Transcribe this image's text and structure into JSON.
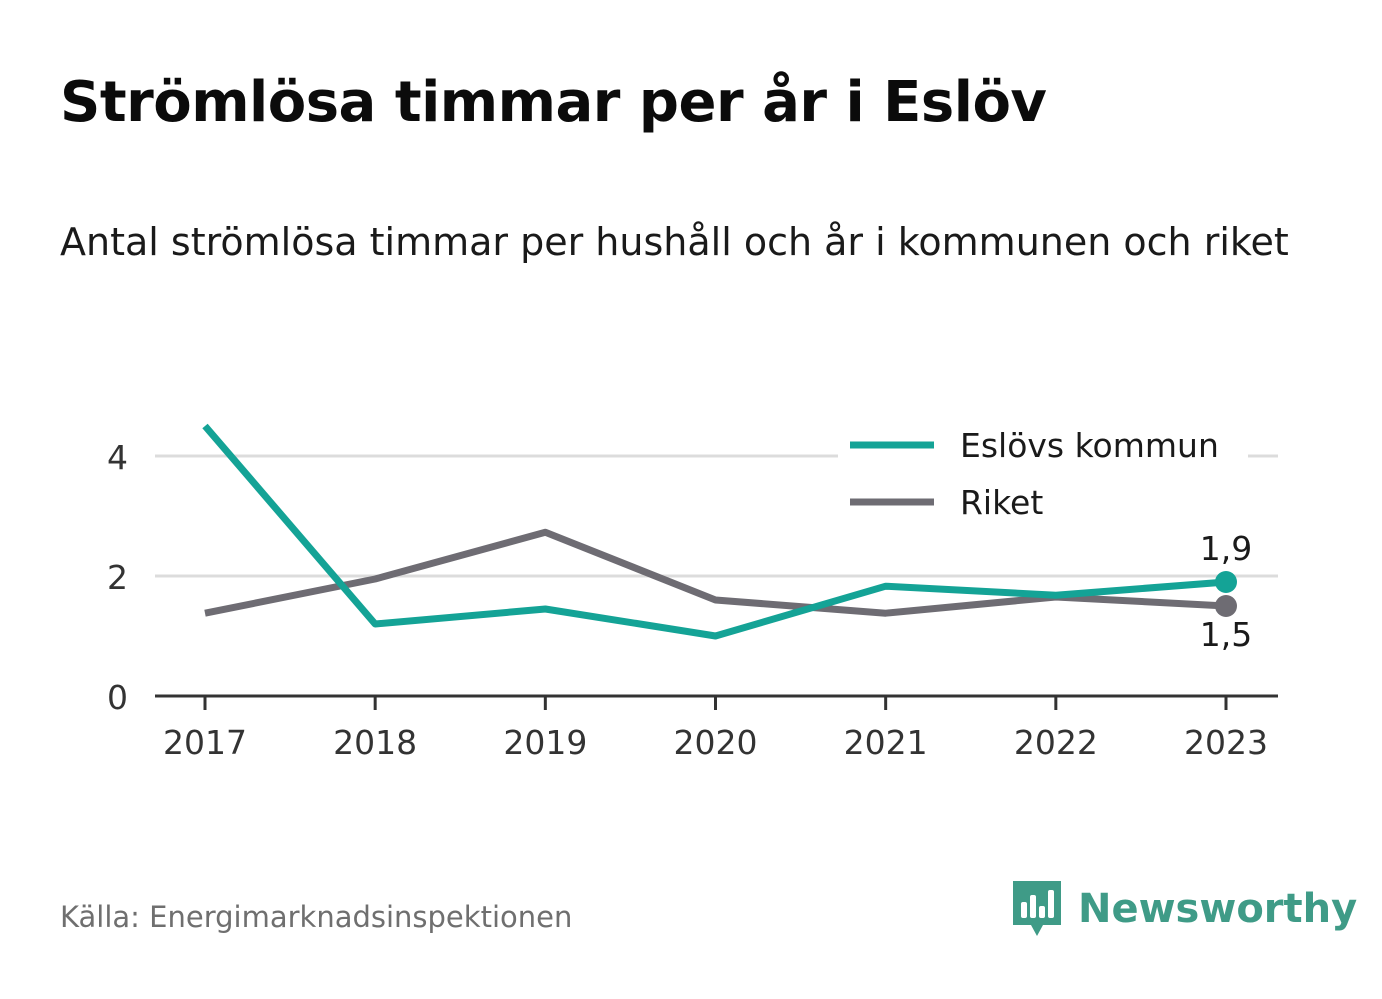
{
  "header": {
    "title": "Strömlösa timmar per år i Eslöv",
    "subtitle": "Antal strömlösa timmar per hushåll och år i kommunen och riket"
  },
  "chart_data": {
    "type": "line",
    "x": [
      "2017",
      "2018",
      "2019",
      "2020",
      "2021",
      "2022",
      "2023"
    ],
    "series": [
      {
        "name": "Eslövs kommun",
        "color": "#14a396",
        "values": [
          4.5,
          1.2,
          1.45,
          1.0,
          1.83,
          1.68,
          1.9
        ],
        "end_label": "1,9"
      },
      {
        "name": "Riket",
        "color": "#6e6c73",
        "values": [
          1.38,
          1.95,
          2.73,
          1.6,
          1.38,
          1.65,
          1.5
        ],
        "end_label": "1,5"
      }
    ],
    "yticks": [
      0,
      2,
      4
    ],
    "ytick_labels": [
      "0",
      "2",
      "4"
    ],
    "ylim": [
      0,
      5
    ],
    "grid": true,
    "legend": "top-right",
    "xlabel": "",
    "ylabel": ""
  },
  "footer": {
    "source": "Källa: Energimarknadsinspektionen",
    "brand": "Newsworthy",
    "brand_color": "#3f9b87"
  }
}
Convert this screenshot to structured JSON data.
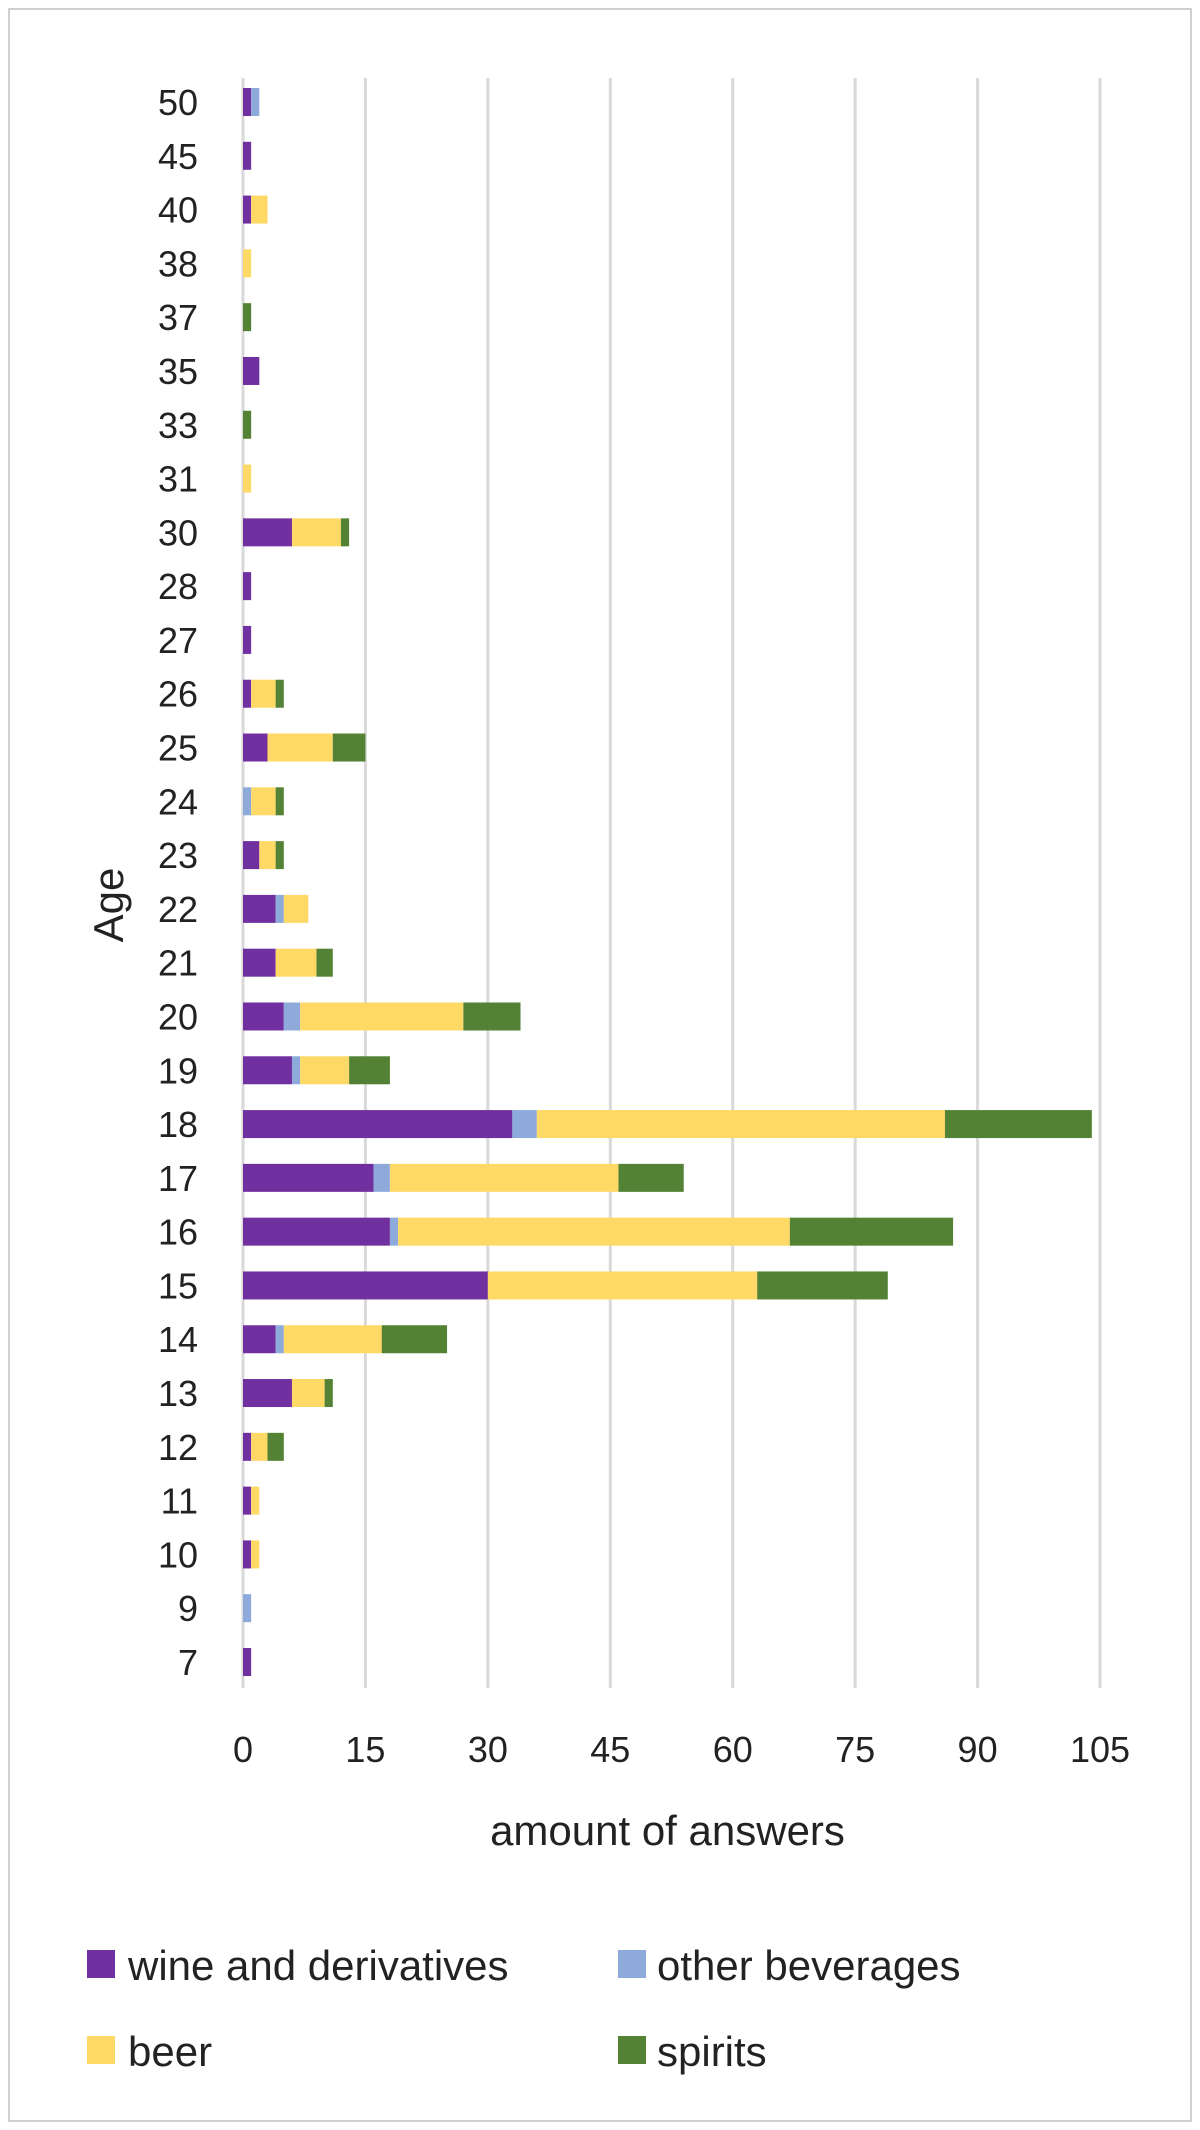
{
  "chart_data": {
    "type": "bar",
    "orientation": "horizontal",
    "stacked": true,
    "categories": [
      "7",
      "9",
      "10",
      "11",
      "12",
      "13",
      "14",
      "15",
      "16",
      "17",
      "18",
      "19",
      "20",
      "21",
      "22",
      "23",
      "24",
      "25",
      "26",
      "27",
      "28",
      "30",
      "31",
      "33",
      "35",
      "37",
      "38",
      "40",
      "45",
      "50"
    ],
    "series": [
      {
        "name": "wine and derivatives",
        "color": "#7030a0",
        "values": [
          1,
          0,
          1,
          1,
          1,
          6,
          4,
          30,
          18,
          16,
          33,
          6,
          5,
          4,
          4,
          2,
          0,
          3,
          1,
          1,
          1,
          6,
          0,
          0,
          2,
          0,
          0,
          1,
          1,
          1
        ]
      },
      {
        "name": "other beverages",
        "color": "#8eaadb",
        "values": [
          0,
          1,
          0,
          0,
          0,
          0,
          1,
          0,
          1,
          2,
          3,
          1,
          2,
          0,
          1,
          0,
          1,
          0,
          0,
          0,
          0,
          0,
          0,
          0,
          0,
          0,
          0,
          0,
          0,
          1
        ]
      },
      {
        "name": "beer",
        "color": "#ffd966",
        "values": [
          0,
          0,
          1,
          1,
          2,
          4,
          12,
          33,
          48,
          28,
          50,
          6,
          20,
          5,
          3,
          2,
          3,
          8,
          3,
          0,
          0,
          6,
          1,
          0,
          0,
          0,
          1,
          2,
          0,
          0
        ]
      },
      {
        "name": "spirits",
        "color": "#548235",
        "values": [
          0,
          0,
          0,
          0,
          2,
          1,
          8,
          16,
          20,
          8,
          18,
          5,
          7,
          2,
          0,
          1,
          1,
          4,
          1,
          0,
          0,
          1,
          0,
          1,
          0,
          1,
          0,
          0,
          0,
          0
        ]
      }
    ],
    "xlabel": "amount of answers",
    "ylabel": "Age",
    "xlim": [
      0,
      105
    ],
    "xticks": [
      "0",
      "15",
      "30",
      "45",
      "60",
      "75",
      "90",
      "105"
    ],
    "grid": "vertical",
    "legend_position": "bottom"
  }
}
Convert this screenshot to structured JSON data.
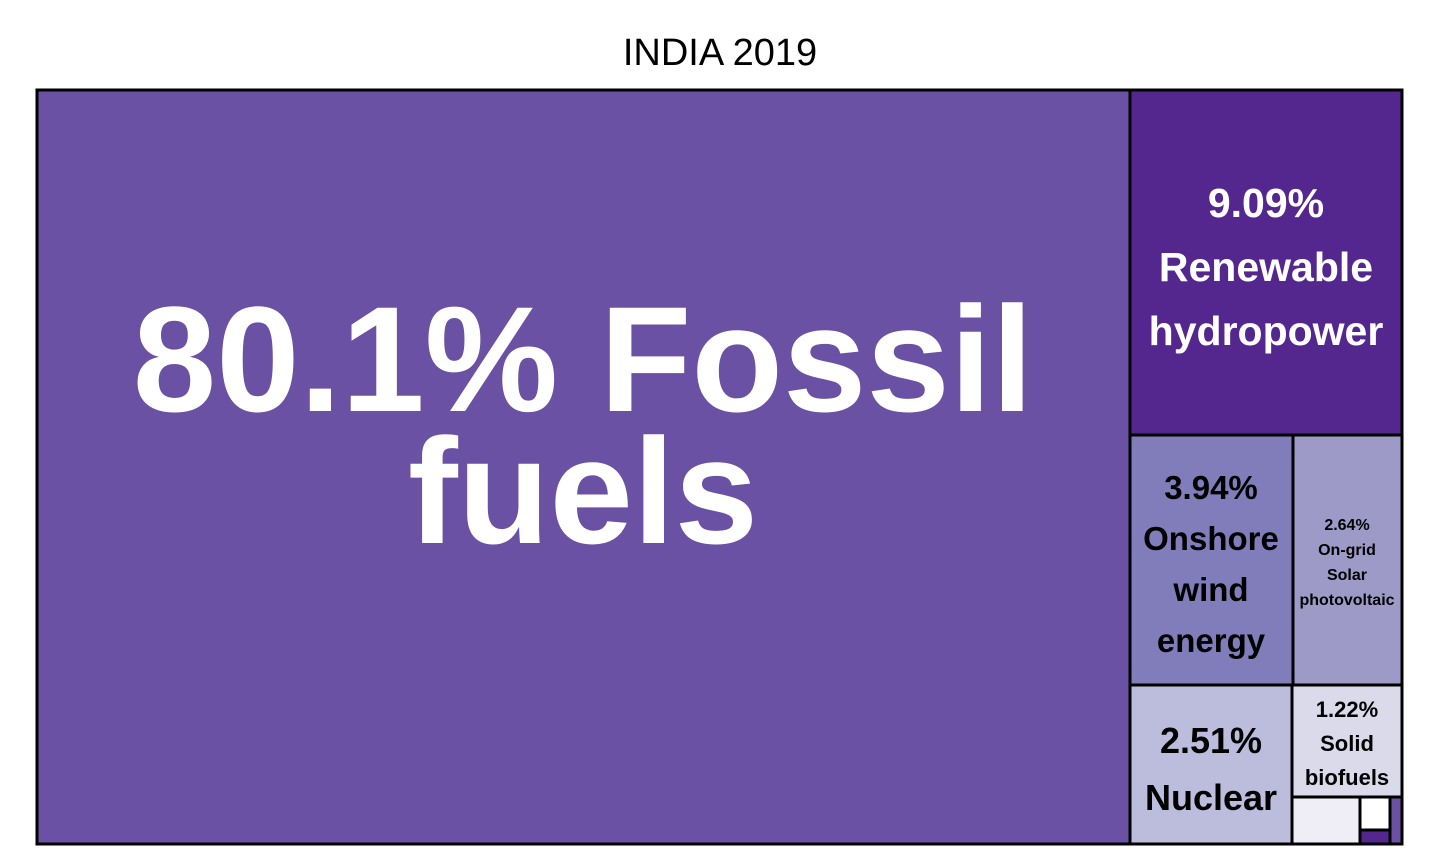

--------------------

Without the pictures, restate all the entries above exactly.

Transcribe this image's text and structure into JSON.
{
  "header": {
    "title": "Strömlösa timmar per år i Eslöv",
    "subtitle": "Antal strömlösa timmar per hushåll och år i kommunen och riket"
  },
  "chart_data": {
    "type": "line",
    "x": [
      "2017",
      "2018",
      "2019",
      "2020",
      "2021",
      "2022",
      "2023"
    ],
    "series": [
      {
        "name": "Eslövs kommun",
        "color": "#14a396",
        "values": [
          4.5,
          1.2,
          1.45,
          1.0,
          1.83,
          1.68,
          1.9
        ],
        "end_label": "1,9"
      },
      {
        "name": "Riket",
        "color": "#6e6c73",
        "values": [
          1.38,
          1.95,
          2.73,
          1.6,
          1.38,
          1.65,
          1.5
        ],
        "end_label": "1,5"
      }
    ],
    "yticks": [
      0,
      2,
      4
    ],
    "ytick_labels": [
      "0",
      "2",
      "4"
    ],
    "ylim": [
      0,
      5
    ],
    "grid": true,
    "legend": "top-right",
    "xlabel": "",
    "ylabel": ""
  },
  "footer": {
    "source": "Källa: Energimarknadsinspektionen",
    "brand": "Newsworthy",
    "brand_color": "#3f9b87"
  }
}
Convert this screenshot to structured JSON data.
{
  "chart_data": {
    "type": "bar",
    "orientation": "horizontal",
    "stacked": true,
    "categories": [
      "7",
      "9",
      "10",
      "11",
      "12",
      "13",
      "14",
      "15",
      "16",
      "17",
      "18",
      "19",
      "20",
      "21",
      "22",
      "23",
      "24",
      "25",
      "26",
      "27",
      "28",
      "30",
      "31",
      "33",
      "35",
      "37",
      "38",
      "40",
      "45",
      "50"
    ],
    "series": [
      {
        "name": "wine and derivatives",
        "color": "#7030a0",
        "values": [
          1,
          0,
          1,
          1,
          1,
          6,
          4,
          30,
          18,
          16,
          33,
          6,
          5,
          4,
          4,
          2,
          0,
          3,
          1,
          1,
          1,
          6,
          0,
          0,
          2,
          0,
          0,
          1,
          1,
          1
        ]
      },
      {
        "name": "other beverages",
        "color": "#8eaadb",
        "values": [
          0,
          1,
          0,
          0,
          0,
          0,
          1,
          0,
          1,
          2,
          3,
          1,
          2,
          0,
          1,
          0,
          1,
          0,
          0,
          0,
          0,
          0,
          0,
          0,
          0,
          0,
          0,
          0,
          0,
          1
        ]
      },
      {
        "name": "beer",
        "color": "#ffd966",
        "values": [
          0,
          0,
          1,
          1,
          2,
          4,
          12,
          33,
          48,
          28,
          50,
          6,
          20,
          5,
          3,
          2,
          3,
          8,
          3,
          0,
          0,
          6,
          1,
          0,
          0,
          0,
          1,
          2,
          0,
          0
        ]
      },
      {
        "name": "spirits",
        "color": "#548235",
        "values": [
          0,
          0,
          0,
          0,
          2,
          1,
          8,
          16,
          20,
          8,
          18,
          5,
          7,
          2,
          0,
          1,
          1,
          4,
          1,
          0,
          0,
          1,
          0,
          1,
          0,
          1,
          0,
          0,
          0,
          0
        ]
      }
    ],
    "xlabel": "amount of answers",
    "ylabel": "Age",
    "xlim": [
      0,
      105
    ],
    "xticks": [
      "0",
      "15",
      "30",
      "45",
      "60",
      "75",
      "90",
      "105"
    ],
    "grid": "vertical",
    "legend_position": "bottom"
  }
}
Convert this screenshot to structured JSON data.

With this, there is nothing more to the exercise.